AVAILABLE DATA —
******************************

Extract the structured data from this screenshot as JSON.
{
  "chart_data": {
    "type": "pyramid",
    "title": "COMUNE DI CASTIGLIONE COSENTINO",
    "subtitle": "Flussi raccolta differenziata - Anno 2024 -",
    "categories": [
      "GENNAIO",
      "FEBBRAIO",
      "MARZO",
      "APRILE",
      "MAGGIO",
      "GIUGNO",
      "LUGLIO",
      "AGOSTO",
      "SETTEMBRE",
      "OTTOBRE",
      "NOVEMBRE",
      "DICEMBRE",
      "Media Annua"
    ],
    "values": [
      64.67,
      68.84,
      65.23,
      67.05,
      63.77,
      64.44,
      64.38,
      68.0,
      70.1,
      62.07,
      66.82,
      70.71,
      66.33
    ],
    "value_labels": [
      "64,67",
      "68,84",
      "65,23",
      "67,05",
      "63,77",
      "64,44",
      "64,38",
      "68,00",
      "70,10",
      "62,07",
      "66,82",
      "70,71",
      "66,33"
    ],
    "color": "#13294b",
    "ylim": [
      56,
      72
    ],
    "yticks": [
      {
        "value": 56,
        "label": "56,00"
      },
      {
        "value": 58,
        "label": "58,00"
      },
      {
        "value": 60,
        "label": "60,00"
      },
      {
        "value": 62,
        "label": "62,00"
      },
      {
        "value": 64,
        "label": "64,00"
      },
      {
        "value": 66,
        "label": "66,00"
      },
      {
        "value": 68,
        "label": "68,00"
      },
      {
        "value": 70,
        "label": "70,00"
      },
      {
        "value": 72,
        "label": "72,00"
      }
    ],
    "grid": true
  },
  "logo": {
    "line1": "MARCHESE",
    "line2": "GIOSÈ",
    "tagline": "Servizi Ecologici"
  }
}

******************************

WHAT TO DO — Quote each line of the data above exactly as written.

FULL OUTPUT —
Extract the structured data from this screenshot as JSON.
{
  "chart_data": {
    "type": "pyramid",
    "title": "COMUNE DI CASTIGLIONE COSENTINO",
    "subtitle": "Flussi raccolta differenziata - Anno 2024 -",
    "categories": [
      "GENNAIO",
      "FEBBRAIO",
      "MARZO",
      "APRILE",
      "MAGGIO",
      "GIUGNO",
      "LUGLIO",
      "AGOSTO",
      "SETTEMBRE",
      "OTTOBRE",
      "NOVEMBRE",
      "DICEMBRE",
      "Media Annua"
    ],
    "values": [
      64.67,
      68.84,
      65.23,
      67.05,
      63.77,
      64.44,
      64.38,
      68.0,
      70.1,
      62.07,
      66.82,
      70.71,
      66.33
    ],
    "value_labels": [
      "64,67",
      "68,84",
      "65,23",
      "67,05",
      "63,77",
      "64,44",
      "64,38",
      "68,00",
      "70,10",
      "62,07",
      "66,82",
      "70,71",
      "66,33"
    ],
    "color": "#13294b",
    "ylim": [
      56,
      72
    ],
    "yticks": [
      {
        "value": 56,
        "label": "56,00"
      },
      {
        "value": 58,
        "label": "58,00"
      },
      {
        "value": 60,
        "label": "60,00"
      },
      {
        "value": 62,
        "label": "62,00"
      },
      {
        "value": 64,
        "label": "64,00"
      },
      {
        "value": 66,
        "label": "66,00"
      },
      {
        "value": 68,
        "label": "68,00"
      },
      {
        "value": 70,
        "label": "70,00"
      },
      {
        "value": 72,
        "label": "72,00"
      }
    ],
    "grid": true
  },
  "logo": {
    "line1": "MARCHESE",
    "line2": "GIOSÈ",
    "tagline": "Servizi Ecologici"
  }
}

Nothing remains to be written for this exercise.